Problem requirements. Reproduce each of the lines word for word.

═════ Records shown ═════

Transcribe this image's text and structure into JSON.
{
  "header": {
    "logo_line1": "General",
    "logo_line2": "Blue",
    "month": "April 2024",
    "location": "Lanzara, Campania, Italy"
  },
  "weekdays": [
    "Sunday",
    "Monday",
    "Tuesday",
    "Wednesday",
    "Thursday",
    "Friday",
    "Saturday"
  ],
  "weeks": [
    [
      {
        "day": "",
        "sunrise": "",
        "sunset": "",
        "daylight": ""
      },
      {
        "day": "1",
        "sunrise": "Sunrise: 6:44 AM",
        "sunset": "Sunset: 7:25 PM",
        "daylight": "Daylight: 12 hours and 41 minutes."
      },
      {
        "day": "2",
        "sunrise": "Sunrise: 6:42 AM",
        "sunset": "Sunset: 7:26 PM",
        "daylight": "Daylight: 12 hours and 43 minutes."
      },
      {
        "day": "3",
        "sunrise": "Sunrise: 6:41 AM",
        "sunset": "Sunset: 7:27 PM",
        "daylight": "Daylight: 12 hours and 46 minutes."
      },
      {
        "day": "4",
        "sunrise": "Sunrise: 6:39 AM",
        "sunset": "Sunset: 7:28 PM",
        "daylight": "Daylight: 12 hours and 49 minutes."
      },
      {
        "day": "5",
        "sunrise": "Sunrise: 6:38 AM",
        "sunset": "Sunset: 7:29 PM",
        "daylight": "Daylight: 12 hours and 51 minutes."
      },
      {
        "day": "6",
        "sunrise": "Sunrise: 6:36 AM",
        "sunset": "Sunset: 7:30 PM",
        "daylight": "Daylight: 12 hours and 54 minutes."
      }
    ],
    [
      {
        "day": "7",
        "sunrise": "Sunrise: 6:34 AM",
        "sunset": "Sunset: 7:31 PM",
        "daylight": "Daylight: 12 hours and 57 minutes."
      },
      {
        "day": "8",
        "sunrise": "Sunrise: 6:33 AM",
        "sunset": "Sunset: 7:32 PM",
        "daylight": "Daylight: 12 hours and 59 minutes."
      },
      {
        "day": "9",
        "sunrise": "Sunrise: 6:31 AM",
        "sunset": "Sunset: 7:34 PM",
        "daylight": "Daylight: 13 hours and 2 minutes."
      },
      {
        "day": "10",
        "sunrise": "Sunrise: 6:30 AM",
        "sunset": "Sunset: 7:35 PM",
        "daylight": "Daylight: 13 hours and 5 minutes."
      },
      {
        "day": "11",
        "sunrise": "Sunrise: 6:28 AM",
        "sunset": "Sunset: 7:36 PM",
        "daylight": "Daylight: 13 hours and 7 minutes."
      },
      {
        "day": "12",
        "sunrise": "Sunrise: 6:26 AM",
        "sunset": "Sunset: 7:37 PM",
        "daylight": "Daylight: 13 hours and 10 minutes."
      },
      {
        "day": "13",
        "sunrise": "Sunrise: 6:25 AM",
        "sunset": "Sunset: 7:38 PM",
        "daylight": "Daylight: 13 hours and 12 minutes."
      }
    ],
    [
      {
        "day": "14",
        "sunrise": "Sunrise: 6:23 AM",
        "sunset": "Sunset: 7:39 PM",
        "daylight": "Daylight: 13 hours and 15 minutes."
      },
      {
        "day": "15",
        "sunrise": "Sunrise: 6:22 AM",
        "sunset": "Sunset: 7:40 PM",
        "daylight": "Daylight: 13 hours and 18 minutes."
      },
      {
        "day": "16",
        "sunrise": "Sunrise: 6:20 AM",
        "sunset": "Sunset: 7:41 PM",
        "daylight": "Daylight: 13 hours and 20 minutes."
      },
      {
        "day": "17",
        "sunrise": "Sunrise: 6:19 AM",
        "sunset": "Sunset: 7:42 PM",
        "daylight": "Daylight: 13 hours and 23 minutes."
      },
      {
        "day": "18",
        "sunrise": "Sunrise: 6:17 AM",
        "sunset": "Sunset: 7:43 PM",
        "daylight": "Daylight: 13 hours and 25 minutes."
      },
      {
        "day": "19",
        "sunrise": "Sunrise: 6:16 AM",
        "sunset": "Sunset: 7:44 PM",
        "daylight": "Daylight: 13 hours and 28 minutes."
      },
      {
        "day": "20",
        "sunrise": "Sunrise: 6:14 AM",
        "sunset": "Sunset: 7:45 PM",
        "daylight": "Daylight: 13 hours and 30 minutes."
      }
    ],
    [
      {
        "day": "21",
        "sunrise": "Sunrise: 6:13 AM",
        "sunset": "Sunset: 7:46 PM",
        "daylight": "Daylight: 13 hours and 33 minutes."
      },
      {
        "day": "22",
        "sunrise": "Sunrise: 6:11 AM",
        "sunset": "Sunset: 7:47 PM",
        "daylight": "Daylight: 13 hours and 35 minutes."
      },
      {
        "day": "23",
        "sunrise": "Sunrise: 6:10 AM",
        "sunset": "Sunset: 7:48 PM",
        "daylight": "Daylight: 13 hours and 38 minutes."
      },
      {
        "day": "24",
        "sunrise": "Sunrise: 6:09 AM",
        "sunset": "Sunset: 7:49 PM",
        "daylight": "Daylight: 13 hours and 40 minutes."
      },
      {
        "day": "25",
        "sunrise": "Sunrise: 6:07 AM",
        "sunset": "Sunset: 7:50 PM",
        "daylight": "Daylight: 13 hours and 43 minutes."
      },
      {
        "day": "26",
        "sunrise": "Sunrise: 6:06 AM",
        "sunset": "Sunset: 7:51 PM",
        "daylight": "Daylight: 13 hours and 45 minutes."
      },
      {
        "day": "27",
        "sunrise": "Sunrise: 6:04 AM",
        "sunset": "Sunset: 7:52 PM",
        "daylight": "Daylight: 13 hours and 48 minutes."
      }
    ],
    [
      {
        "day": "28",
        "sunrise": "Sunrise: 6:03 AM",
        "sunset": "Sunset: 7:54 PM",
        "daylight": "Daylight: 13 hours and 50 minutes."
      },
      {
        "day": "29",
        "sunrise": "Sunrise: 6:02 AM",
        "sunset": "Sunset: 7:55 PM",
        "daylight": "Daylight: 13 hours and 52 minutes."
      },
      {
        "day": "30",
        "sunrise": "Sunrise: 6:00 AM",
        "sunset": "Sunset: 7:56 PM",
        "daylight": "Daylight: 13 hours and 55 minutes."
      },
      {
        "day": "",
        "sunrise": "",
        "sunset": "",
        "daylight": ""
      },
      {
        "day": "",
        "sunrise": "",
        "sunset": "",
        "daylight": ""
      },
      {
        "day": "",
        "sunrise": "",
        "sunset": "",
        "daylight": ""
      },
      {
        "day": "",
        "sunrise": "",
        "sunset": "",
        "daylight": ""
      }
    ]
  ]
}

═════

Correct response.
Transcribe this image's text and structure into JSON.
{
  "header": {
    "logo_line1": "General",
    "logo_line2": "Blue",
    "month": "April 2024",
    "location": "Lanzara, Campania, Italy"
  },
  "weekdays": [
    "Sunday",
    "Monday",
    "Tuesday",
    "Wednesday",
    "Thursday",
    "Friday",
    "Saturday"
  ],
  "weeks": [
    [
      {
        "day": "",
        "sunrise": "",
        "sunset": "",
        "daylight": ""
      },
      {
        "day": "1",
        "sunrise": "Sunrise: 6:44 AM",
        "sunset": "Sunset: 7:25 PM",
        "daylight": "Daylight: 12 hours and 41 minutes."
      },
      {
        "day": "2",
        "sunrise": "Sunrise: 6:42 AM",
        "sunset": "Sunset: 7:26 PM",
        "daylight": "Daylight: 12 hours and 43 minutes."
      },
      {
        "day": "3",
        "sunrise": "Sunrise: 6:41 AM",
        "sunset": "Sunset: 7:27 PM",
        "daylight": "Daylight: 12 hours and 46 minutes."
      },
      {
        "day": "4",
        "sunrise": "Sunrise: 6:39 AM",
        "sunset": "Sunset: 7:28 PM",
        "daylight": "Daylight: 12 hours and 49 minutes."
      },
      {
        "day": "5",
        "sunrise": "Sunrise: 6:38 AM",
        "sunset": "Sunset: 7:29 PM",
        "daylight": "Daylight: 12 hours and 51 minutes."
      },
      {
        "day": "6",
        "sunrise": "Sunrise: 6:36 AM",
        "sunset": "Sunset: 7:30 PM",
        "daylight": "Daylight: 12 hours and 54 minutes."
      }
    ],
    [
      {
        "day": "7",
        "sunrise": "Sunrise: 6:34 AM",
        "sunset": "Sunset: 7:31 PM",
        "daylight": "Daylight: 12 hours and 57 minutes."
      },
      {
        "day": "8",
        "sunrise": "Sunrise: 6:33 AM",
        "sunset": "Sunset: 7:32 PM",
        "daylight": "Daylight: 12 hours and 59 minutes."
      },
      {
        "day": "9",
        "sunrise": "Sunrise: 6:31 AM",
        "sunset": "Sunset: 7:34 PM",
        "daylight": "Daylight: 13 hours and 2 minutes."
      },
      {
        "day": "10",
        "sunrise": "Sunrise: 6:30 AM",
        "sunset": "Sunset: 7:35 PM",
        "daylight": "Daylight: 13 hours and 5 minutes."
      },
      {
        "day": "11",
        "sunrise": "Sunrise: 6:28 AM",
        "sunset": "Sunset: 7:36 PM",
        "daylight": "Daylight: 13 hours and 7 minutes."
      },
      {
        "day": "12",
        "sunrise": "Sunrise: 6:26 AM",
        "sunset": "Sunset: 7:37 PM",
        "daylight": "Daylight: 13 hours and 10 minutes."
      },
      {
        "day": "13",
        "sunrise": "Sunrise: 6:25 AM",
        "sunset": "Sunset: 7:38 PM",
        "daylight": "Daylight: 13 hours and 12 minutes."
      }
    ],
    [
      {
        "day": "14",
        "sunrise": "Sunrise: 6:23 AM",
        "sunset": "Sunset: 7:39 PM",
        "daylight": "Daylight: 13 hours and 15 minutes."
      },
      {
        "day": "15",
        "sunrise": "Sunrise: 6:22 AM",
        "sunset": "Sunset: 7:40 PM",
        "daylight": "Daylight: 13 hours and 18 minutes."
      },
      {
        "day": "16",
        "sunrise": "Sunrise: 6:20 AM",
        "sunset": "Sunset: 7:41 PM",
        "daylight": "Daylight: 13 hours and 20 minutes."
      },
      {
        "day": "17",
        "sunrise": "Sunrise: 6:19 AM",
        "sunset": "Sunset: 7:42 PM",
        "daylight": "Daylight: 13 hours and 23 minutes."
      },
      {
        "day": "18",
        "sunrise": "Sunrise: 6:17 AM",
        "sunset": "Sunset: 7:43 PM",
        "daylight": "Daylight: 13 hours and 25 minutes."
      },
      {
        "day": "19",
        "sunrise": "Sunrise: 6:16 AM",
        "sunset": "Sunset: 7:44 PM",
        "daylight": "Daylight: 13 hours and 28 minutes."
      },
      {
        "day": "20",
        "sunrise": "Sunrise: 6:14 AM",
        "sunset": "Sunset: 7:45 PM",
        "daylight": "Daylight: 13 hours and 30 minutes."
      }
    ],
    [
      {
        "day": "21",
        "sunrise": "Sunrise: 6:13 AM",
        "sunset": "Sunset: 7:46 PM",
        "daylight": "Daylight: 13 hours and 33 minutes."
      },
      {
        "day": "22",
        "sunrise": "Sunrise: 6:11 AM",
        "sunset": "Sunset: 7:47 PM",
        "daylight": "Daylight: 13 hours and 35 minutes."
      },
      {
        "day": "23",
        "sunrise": "Sunrise: 6:10 AM",
        "sunset": "Sunset: 7:48 PM",
        "daylight": "Daylight: 13 hours and 38 minutes."
      },
      {
        "day": "24",
        "sunrise": "Sunrise: 6:09 AM",
        "sunset": "Sunset: 7:49 PM",
        "daylight": "Daylight: 13 hours and 40 minutes."
      },
      {
        "day": "25",
        "sunrise": "Sunrise: 6:07 AM",
        "sunset": "Sunset: 7:50 PM",
        "daylight": "Daylight: 13 hours and 43 minutes."
      },
      {
        "day": "26",
        "sunrise": "Sunrise: 6:06 AM",
        "sunset": "Sunset: 7:51 PM",
        "daylight": "Daylight: 13 hours and 45 minutes."
      },
      {
        "day": "27",
        "sunrise": "Sunrise: 6:04 AM",
        "sunset": "Sunset: 7:52 PM",
        "daylight": "Daylight: 13 hours and 48 minutes."
      }
    ],
    [
      {
        "day": "28",
        "sunrise": "Sunrise: 6:03 AM",
        "sunset": "Sunset: 7:54 PM",
        "daylight": "Daylight: 13 hours and 50 minutes."
      },
      {
        "day": "29",
        "sunrise": "Sunrise: 6:02 AM",
        "sunset": "Sunset: 7:55 PM",
        "daylight": "Daylight: 13 hours and 52 minutes."
      },
      {
        "day": "30",
        "sunrise": "Sunrise: 6:00 AM",
        "sunset": "Sunset: 7:56 PM",
        "daylight": "Daylight: 13 hours and 55 minutes."
      },
      {
        "day": "",
        "sunrise": "",
        "sunset": "",
        "daylight": ""
      },
      {
        "day": "",
        "sunrise": "",
        "sunset": "",
        "daylight": ""
      },
      {
        "day": "",
        "sunrise": "",
        "sunset": "",
        "daylight": ""
      },
      {
        "day": "",
        "sunrise": "",
        "sunset": "",
        "daylight": ""
      }
    ]
  ]
}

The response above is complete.